TO DO.
[1] Using the comics-slang article, what are the answers to these?
(a) Who created the strip, and what years are given for his life?
(b) What did "goon" mean before the late thirties?
(c) Which Hindi word do some people say the modern sense of "goon" comes from?
[2] Can you write what comes next in the comics-slang article, picking up after its last sentence?

Jeep! Jeep!
This is part two of our survey of language spawned by comics and cartoons.
Here’s a strip that, in comics, is one of the richest contributors to the language: Thimble Theatre, better known worldwide by the name of its protagonist, the sailor Popeye.
The strip’s creator, Elzie Segar (1894– 1938) is credited with several coinages, some of which are contested; let’s take them one by one.
“With a loanshark, it’s simple: you don’t pay, he sends one of his goons to break your leg“.
To Segar is generally attributed the word “goon”, but the truth is a bit more complex; the word long predated the strip.
However, it is arguable that Segar changed the sense of this slang term. Before, it designated a foolish simpleton.
But by the end of the thirties, after Segar introduced the fearsome but lovable Alice the Goon into the strip:
click image to enlarge
… the meaning changed to that of a hulking, violent thug.
I’ll vote for Segar on this point (although some maintain the word in its modern sense derives from goondah, a Hindi word for a tough crook. This is superficially plausible, as many expressions from India have found their way into colloquial British English, such as “take a dekko” for “take a look”, or “he’s a pukkah sahib” for “he’s an honourable man”. But the new sense of ‘goon’ seems to have gone from America to Britain, not vice-versa; I still vote for Segar…and the dictionaries agree.)

STORED ROWS.
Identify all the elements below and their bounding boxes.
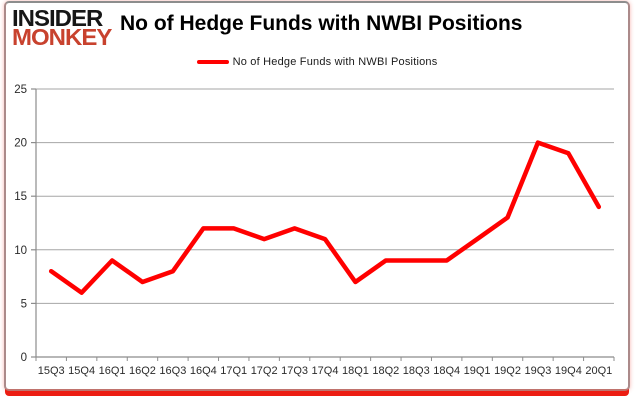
line-chart: 0 5 10 15 20 25 15Q3 15Q4 16Q1 16Q2 16Q3 16Q4 17Q1 17… — [14, 84, 615, 377]
x-tick-label: 16Q2 — [129, 365, 156, 377]
x-tick-label: 17Q3 — [281, 365, 308, 377]
y-tick-label: 5 — [21, 298, 27, 310]
chart-legend: No of Hedge Funds with NWBI Positions — [6, 56, 628, 68]
x-tick-label: 18Q2 — [372, 365, 399, 377]
x-tick-label: 18Q3 — [403, 365, 430, 377]
x-tick-label: 17Q4 — [312, 365, 339, 377]
x-tick-label: 17Q2 — [251, 365, 278, 377]
x-tick-label: 16Q4 — [190, 365, 217, 377]
x-tick-label: 16Q1 — [99, 365, 126, 377]
chart-card: INSIDER MONKEY No of Hedge Funds with NW… — [4, 1, 630, 391]
gridlines — [36, 88, 614, 304]
x-tick-label: 15Q3 — [38, 365, 65, 377]
x-tick-label: 19Q2 — [494, 365, 521, 377]
y-tick-label: 20 — [14, 138, 27, 150]
axis-labels: 0 5 10 15 20 25 15Q3 15Q4 16Q1 16Q2 16Q3 16Q4 17Q1 17… — [14, 84, 612, 377]
y-tick-label: 25 — [14, 84, 27, 96]
logo-word-insider: INSIDER — [12, 6, 103, 32]
x-tick-label: 18Q1 — [342, 365, 369, 377]
x-tick-label: 20Q1 — [585, 365, 612, 377]
x-tick-label: 17Q1 — [220, 365, 247, 377]
insider-monkey-logo: INSIDER MONKEY — [12, 6, 120, 51]
series-line — [48, 140, 602, 295]
x-tick-label: 15Q4 — [68, 365, 95, 377]
chart-title: No of Hedge Funds with NWBI Positions — [120, 12, 523, 35]
y-tick-label: 0 — [21, 352, 27, 364]
legend-line-swatch — [196, 60, 229, 64]
x-tick-label: 19Q4 — [555, 365, 582, 377]
y-tick-label: 10 — [14, 245, 27, 257]
axes — [31, 88, 615, 361]
x-tick-label: 19Q3 — [524, 365, 551, 377]
x-tick-label: 19Q1 — [464, 365, 491, 377]
x-tick-label: 16Q3 — [159, 365, 186, 377]
logo-word-monkey: MONKEY — [12, 25, 112, 51]
legend-label: No of Hedge Funds with NWBI Positions — [232, 56, 438, 68]
y-tick-label: 15 — [14, 191, 27, 203]
x-tick-label: 18Q4 — [433, 365, 460, 377]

RESULTS.
[1]
(a) Elzie Segar, 1894–1938.
(b) A foolish simpleton.
(c) Goondah.

[2]
“It was more a dirt track than a road; good thing we were driving a Jeep“.
Another contested usage attributed to Segar concerns his character Eugene the Jeep.
A strange, doglike creature from Africa, from its introduction in 1936 it was an instant hit with readers.
Soon the word ‘jeep’ had entered the slang in a variety of applications. It could refer to rookie soldiers, odd new gadgets and gizmos; in the pioneer days of television, it designated a portable t.v. studio.
It mainly referred to vehicles, such as trucks and tanks. Finally, the name stuck to the 1941 M-38 Truck, Utility, 1/4 Ton, henceforth universally named the Jeep:
The alternative etymology — that the name of the vehicle derives from “GP”, for “general purpose”, has been widely debunked.
“She says I smoke, drink and cuss too much. Phooey on that, I yam what I yam.“
Popeye’s profession of individuality was perhaps not original — Jehovah said it first to Moses — but it spread wide and far through the theme song of his animated cartoons.
“Perhaps they calculated that winning health care would strengthen them for climate change, like Popeye after a helping of spinach. — Hendrick Hertzberg, The New Yorker, Feb 7 2011.
As for his strength-giving spinach, it also led people boasting of their physical prowess to say that they “eat their spinach”.
“That guy’s a particularly insidious Internet troll; he eggs each party on to attack the other — the old let’s-you-and- him- fight technique.”
Popeye’s friend J.Wellington Wimpy was not a courageous soul, to say the least.
(Hence the word wimp, as some have claimed? Actually, ‘wimp’ is from a 1920s slang term for ‘woman’. Yep, sexism rides again.)
His ‘Let’s you and him fight’ was one way he deflected wrath away from himself.
Wimpy was a moocher, and he often tried to satisfy his lust for hamburger sandwiches with the following promise:
The phrase is still used to warn of an improvident borrower (Wimpy never repaid his loans), as this recent adaptation of the idiom by Political Graffiti cartoonist Bob McCarty shows:
” I”m feeling peckish; anyone fancy going for a wimpy?”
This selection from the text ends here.